__TASK REQUIREMENTS__:
Reproduce every line below exactly as written; do not include the images.

Top of DATA SUPPLIED

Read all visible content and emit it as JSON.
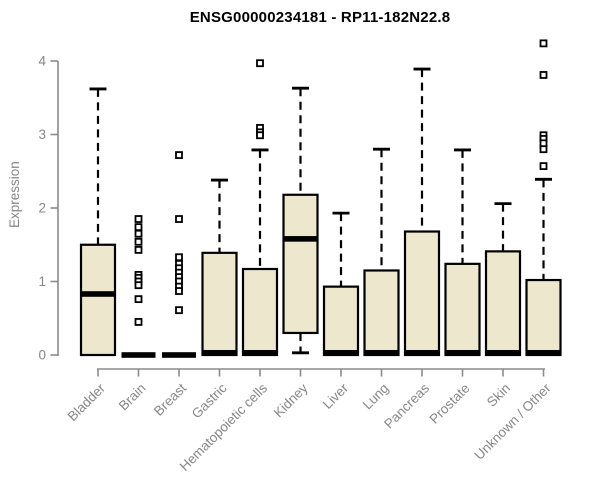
{
  "page": {
    "background": "#ffffff"
  },
  "chart_data": {
    "type": "boxplot",
    "title": "ENSG00000234181 - RP11-182N22.8",
    "ylabel": "Expression",
    "xlabel": "",
    "ylim": [
      0,
      4
    ],
    "yticks": [
      0,
      1,
      2,
      3,
      4
    ],
    "grid": false,
    "legend": false,
    "categories": [
      "Bladder",
      "Brain",
      "Breast",
      "Gastric",
      "Hematopoietic cells",
      "Kidney",
      "Liver",
      "Lung",
      "Pancreas",
      "Prostate",
      "Skin",
      "Unknown / Other"
    ],
    "boxes": [
      {
        "category": "Bladder",
        "whisker_low": 0.0,
        "q1": 0.0,
        "median": 0.83,
        "q3": 1.5,
        "whisker_high": 3.62,
        "outliers": []
      },
      {
        "category": "Brain",
        "whisker_low": 0.0,
        "q1": 0.0,
        "median": 0.0,
        "q3": 0.0,
        "whisker_high": 0.0,
        "outliers": [
          1.85,
          1.74,
          1.65,
          1.54,
          1.43,
          1.09,
          1.05,
          1.0,
          0.95,
          0.76,
          0.45
        ]
      },
      {
        "category": "Breast",
        "whisker_low": 0.0,
        "q1": 0.0,
        "median": 0.0,
        "q3": 0.0,
        "whisker_high": 0.0,
        "outliers": [
          2.72,
          1.85,
          1.33,
          1.24,
          1.18,
          1.12,
          1.06,
          1.0,
          0.93,
          0.87,
          0.61
        ]
      },
      {
        "category": "Gastric",
        "whisker_low": 0.0,
        "q1": 0.0,
        "median": 0.03,
        "q3": 1.39,
        "whisker_high": 2.38,
        "outliers": []
      },
      {
        "category": "Hematopoietic cells",
        "whisker_low": 0.0,
        "q1": 0.0,
        "median": 0.03,
        "q3": 1.17,
        "whisker_high": 2.79,
        "outliers": [
          3.97,
          3.09,
          3.03,
          2.99
        ]
      },
      {
        "category": "Kidney",
        "whisker_low": 0.03,
        "q1": 0.3,
        "median": 1.58,
        "q3": 2.18,
        "whisker_high": 3.63,
        "outliers": []
      },
      {
        "category": "Liver",
        "whisker_low": 0.0,
        "q1": 0.0,
        "median": 0.03,
        "q3": 0.93,
        "whisker_high": 1.93,
        "outliers": []
      },
      {
        "category": "Lung",
        "whisker_low": 0.0,
        "q1": 0.0,
        "median": 0.03,
        "q3": 1.15,
        "whisker_high": 2.8,
        "outliers": []
      },
      {
        "category": "Pancreas",
        "whisker_low": 0.0,
        "q1": 0.0,
        "median": 0.03,
        "q3": 1.68,
        "whisker_high": 3.89,
        "outliers": []
      },
      {
        "category": "Prostate",
        "whisker_low": 0.0,
        "q1": 0.0,
        "median": 0.03,
        "q3": 1.24,
        "whisker_high": 2.79,
        "outliers": []
      },
      {
        "category": "Skin",
        "whisker_low": 0.0,
        "q1": 0.0,
        "median": 0.03,
        "q3": 1.41,
        "whisker_high": 2.06,
        "outliers": []
      },
      {
        "category": "Unknown / Other",
        "whisker_low": 0.0,
        "q1": 0.0,
        "median": 0.03,
        "q3": 1.02,
        "whisker_high": 2.39,
        "outliers": [
          4.24,
          3.81,
          2.99,
          2.94,
          2.88,
          2.8,
          2.57
        ]
      }
    ],
    "styles": {
      "box_fill": "#ece7cd",
      "box_stroke": "#000000",
      "median_color": "#000000",
      "whisker_color": "#000000",
      "outlier_fill": "#ffffff",
      "outlier_stroke": "#000000",
      "axis_color": "#8b8b8b",
      "tick_label_color": "#878787",
      "title_color": "#000000"
    }
  }
}
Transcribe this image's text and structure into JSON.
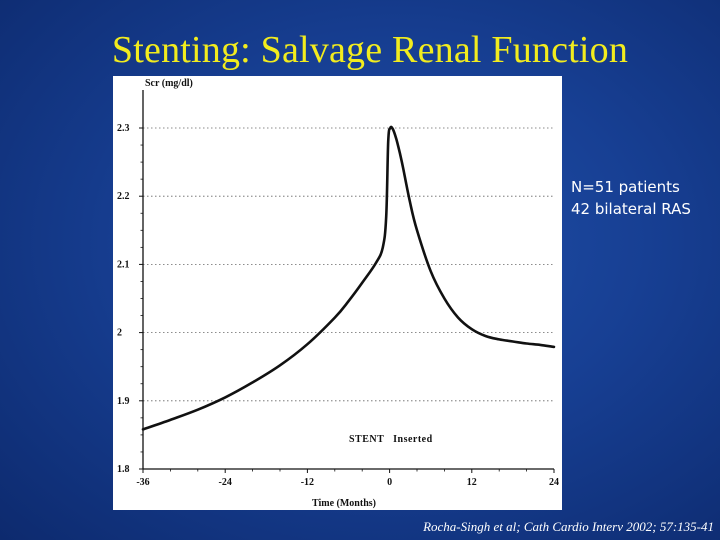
{
  "slide": {
    "title": "Stenting: Salvage Renal Function",
    "note_lines": [
      "N=51 patients",
      "42 bilateral RAS"
    ],
    "citation": "Rocha-Singh et al; Cath Cardio Interv 2002; 57:135-41",
    "colors": {
      "background": "#173f93",
      "title": "#f2ec1e",
      "text": "#ffffff"
    }
  },
  "chart_data": {
    "type": "line",
    "title": "",
    "ylabel": "Scr (mg/dl)",
    "xlabel": "Time (Months)",
    "xlim": [
      -36,
      24
    ],
    "ylim": [
      1.8,
      2.33
    ],
    "xticks": [
      -36,
      -24,
      -12,
      0,
      12,
      24
    ],
    "yticks": [
      1.8,
      1.9,
      2,
      2.1,
      2.2,
      2.3
    ],
    "ytick_labels": [
      "1.8",
      "1.9",
      "2",
      "2.1",
      "2.2",
      "2.3"
    ],
    "grid": "horizontal dotted",
    "annotation": {
      "text": "STENT   Inserted",
      "x": 0
    },
    "series": [
      {
        "x": [
          -36,
          -32,
          -28,
          -24,
          -20,
          -16,
          -12,
          -8,
          -6,
          -4,
          -2,
          -1,
          -0.5,
          -0.2,
          0.1,
          0.5,
          1,
          1.5,
          2,
          3,
          4,
          6,
          8,
          10,
          12,
          14,
          16,
          18,
          20,
          22,
          24
        ],
        "y": [
          1.858,
          1.872,
          1.887,
          1.905,
          1.927,
          1.952,
          1.983,
          2.022,
          2.046,
          2.073,
          2.102,
          2.125,
          2.17,
          2.28,
          2.3,
          2.298,
          2.283,
          2.263,
          2.24,
          2.19,
          2.15,
          2.09,
          2.05,
          2.022,
          2.005,
          1.995,
          1.99,
          1.987,
          1.984,
          1.982,
          1.979
        ]
      }
    ]
  }
}
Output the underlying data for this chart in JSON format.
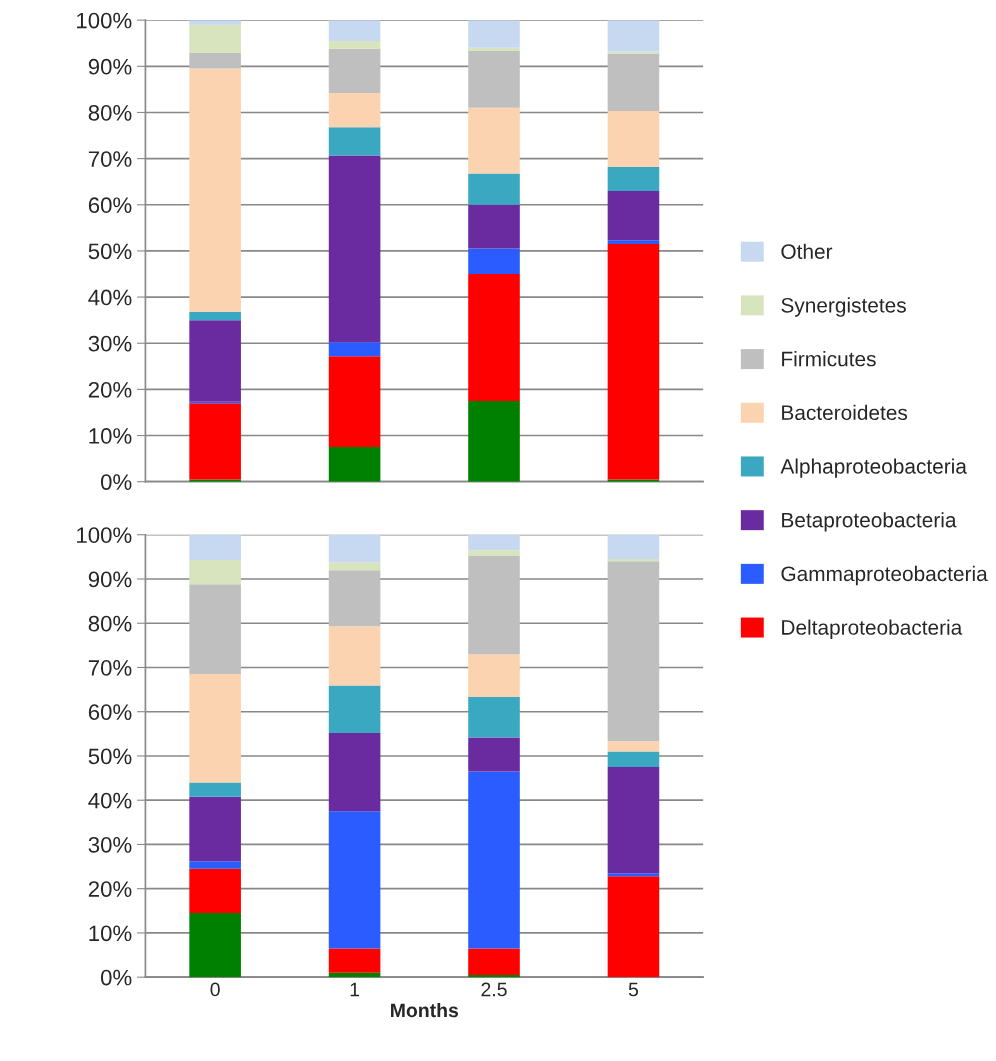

Bottom of DATA SUPPLIED

__OUTPUT FOR THIS EXERCISE__:
Read all visible content and emit it as JSON.
{
  "page": {
    "background": "#ffffff"
  },
  "chart_data": {
    "type": "boxplot",
    "title": "ENSG00000234181 - RP11-182N22.8",
    "ylabel": "Expression",
    "xlabel": "",
    "ylim": [
      0,
      4
    ],
    "yticks": [
      0,
      1,
      2,
      3,
      4
    ],
    "grid": false,
    "legend": false,
    "categories": [
      "Bladder",
      "Brain",
      "Breast",
      "Gastric",
      "Hematopoietic cells",
      "Kidney",
      "Liver",
      "Lung",
      "Pancreas",
      "Prostate",
      "Skin",
      "Unknown / Other"
    ],
    "boxes": [
      {
        "category": "Bladder",
        "whisker_low": 0.0,
        "q1": 0.0,
        "median": 0.83,
        "q3": 1.5,
        "whisker_high": 3.62,
        "outliers": []
      },
      {
        "category": "Brain",
        "whisker_low": 0.0,
        "q1": 0.0,
        "median": 0.0,
        "q3": 0.0,
        "whisker_high": 0.0,
        "outliers": [
          1.85,
          1.74,
          1.65,
          1.54,
          1.43,
          1.09,
          1.05,
          1.0,
          0.95,
          0.76,
          0.45
        ]
      },
      {
        "category": "Breast",
        "whisker_low": 0.0,
        "q1": 0.0,
        "median": 0.0,
        "q3": 0.0,
        "whisker_high": 0.0,
        "outliers": [
          2.72,
          1.85,
          1.33,
          1.24,
          1.18,
          1.12,
          1.06,
          1.0,
          0.93,
          0.87,
          0.61
        ]
      },
      {
        "category": "Gastric",
        "whisker_low": 0.0,
        "q1": 0.0,
        "median": 0.03,
        "q3": 1.39,
        "whisker_high": 2.38,
        "outliers": []
      },
      {
        "category": "Hematopoietic cells",
        "whisker_low": 0.0,
        "q1": 0.0,
        "median": 0.03,
        "q3": 1.17,
        "whisker_high": 2.79,
        "outliers": [
          3.97,
          3.09,
          3.03,
          2.99
        ]
      },
      {
        "category": "Kidney",
        "whisker_low": 0.03,
        "q1": 0.3,
        "median": 1.58,
        "q3": 2.18,
        "whisker_high": 3.63,
        "outliers": []
      },
      {
        "category": "Liver",
        "whisker_low": 0.0,
        "q1": 0.0,
        "median": 0.03,
        "q3": 0.93,
        "whisker_high": 1.93,
        "outliers": []
      },
      {
        "category": "Lung",
        "whisker_low": 0.0,
        "q1": 0.0,
        "median": 0.03,
        "q3": 1.15,
        "whisker_high": 2.8,
        "outliers": []
      },
      {
        "category": "Pancreas",
        "whisker_low": 0.0,
        "q1": 0.0,
        "median": 0.03,
        "q3": 1.68,
        "whisker_high": 3.89,
        "outliers": []
      },
      {
        "category": "Prostate",
        "whisker_low": 0.0,
        "q1": 0.0,
        "median": 0.03,
        "q3": 1.24,
        "whisker_high": 2.79,
        "outliers": []
      },
      {
        "category": "Skin",
        "whisker_low": 0.0,
        "q1": 0.0,
        "median": 0.03,
        "q3": 1.41,
        "whisker_high": 2.06,
        "outliers": []
      },
      {
        "category": "Unknown / Other",
        "whisker_low": 0.0,
        "q1": 0.0,
        "median": 0.03,
        "q3": 1.02,
        "whisker_high": 2.39,
        "outliers": [
          4.24,
          3.81,
          2.99,
          2.94,
          2.88,
          2.8,
          2.57
        ]
      }
    ],
    "styles": {
      "box_fill": "#ece7cd",
      "box_stroke": "#000000",
      "median_color": "#000000",
      "whisker_color": "#000000",
      "outlier_fill": "#ffffff",
      "outlier_stroke": "#000000",
      "axis_color": "#8b8b8b",
      "tick_label_color": "#878787",
      "title_color": "#000000"
    }
  }
}
Transcribe this image's text and structure into JSON.
{
  "slide": {
    "title": "Stenting: Salvage Renal Function",
    "note_lines": [
      "N=51 patients",
      "42 bilateral RAS"
    ],
    "citation": "Rocha-Singh et al; Cath Cardio Interv 2002; 57:135-41",
    "colors": {
      "background": "#173f93",
      "title": "#f2ec1e",
      "text": "#ffffff"
    }
  },
  "chart_data": {
    "type": "line",
    "title": "",
    "ylabel": "Scr (mg/dl)",
    "xlabel": "Time (Months)",
    "xlim": [
      -36,
      24
    ],
    "ylim": [
      1.8,
      2.33
    ],
    "xticks": [
      -36,
      -24,
      -12,
      0,
      12,
      24
    ],
    "yticks": [
      1.8,
      1.9,
      2,
      2.1,
      2.2,
      2.3
    ],
    "ytick_labels": [
      "1.8",
      "1.9",
      "2",
      "2.1",
      "2.2",
      "2.3"
    ],
    "grid": "horizontal dotted",
    "annotation": {
      "text": "STENT   Inserted",
      "x": 0
    },
    "series": [
      {
        "x": [
          -36,
          -32,
          -28,
          -24,
          -20,
          -16,
          -12,
          -8,
          -6,
          -4,
          -2,
          -1,
          -0.5,
          -0.2,
          0.1,
          0.5,
          1,
          1.5,
          2,
          3,
          4,
          6,
          8,
          10,
          12,
          14,
          16,
          18,
          20,
          22,
          24
        ],
        "y": [
          1.858,
          1.872,
          1.887,
          1.905,
          1.927,
          1.952,
          1.983,
          2.022,
          2.046,
          2.073,
          2.102,
          2.125,
          2.17,
          2.28,
          2.3,
          2.298,
          2.283,
          2.263,
          2.24,
          2.19,
          2.15,
          2.09,
          2.05,
          2.022,
          2.005,
          1.995,
          1.99,
          1.987,
          1.984,
          1.982,
          1.979
        ]
      }
    ]
  }
}
Output the underlying data for this chart in JSON format.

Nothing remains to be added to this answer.